- _Exercise requirements_
Copy out each line of the material below with no changes.

>> Start

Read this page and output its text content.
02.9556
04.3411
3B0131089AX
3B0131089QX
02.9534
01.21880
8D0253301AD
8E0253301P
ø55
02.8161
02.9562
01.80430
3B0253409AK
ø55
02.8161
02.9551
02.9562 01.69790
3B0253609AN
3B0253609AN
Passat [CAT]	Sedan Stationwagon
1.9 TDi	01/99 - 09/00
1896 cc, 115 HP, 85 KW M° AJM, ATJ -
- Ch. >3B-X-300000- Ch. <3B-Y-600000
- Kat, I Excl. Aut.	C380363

>> End

- _Reply to the exercise_
Read this page and output its text content.
02.9556
04.3411
3B0131089AX
3B0131089QX
02.9534
01.21880
8D0253301AD
8E0253301P
ø55
02.8161
02.9562
01.80430
3B0253409AK
ø55
02.8161
02.9551
02.9562 01.69790
3B0253609AN
3B0253609AN
Passat [CAT]	Sedan Stationwagon
1.9 TDi	01/99 - 09/00
1896 cc, 115 HP, 85 KW M° AJM, ATJ -
- Ch. >3B-X-300000- Ch. <3B-Y-600000
- Kat, I Excl. Aut.	C380363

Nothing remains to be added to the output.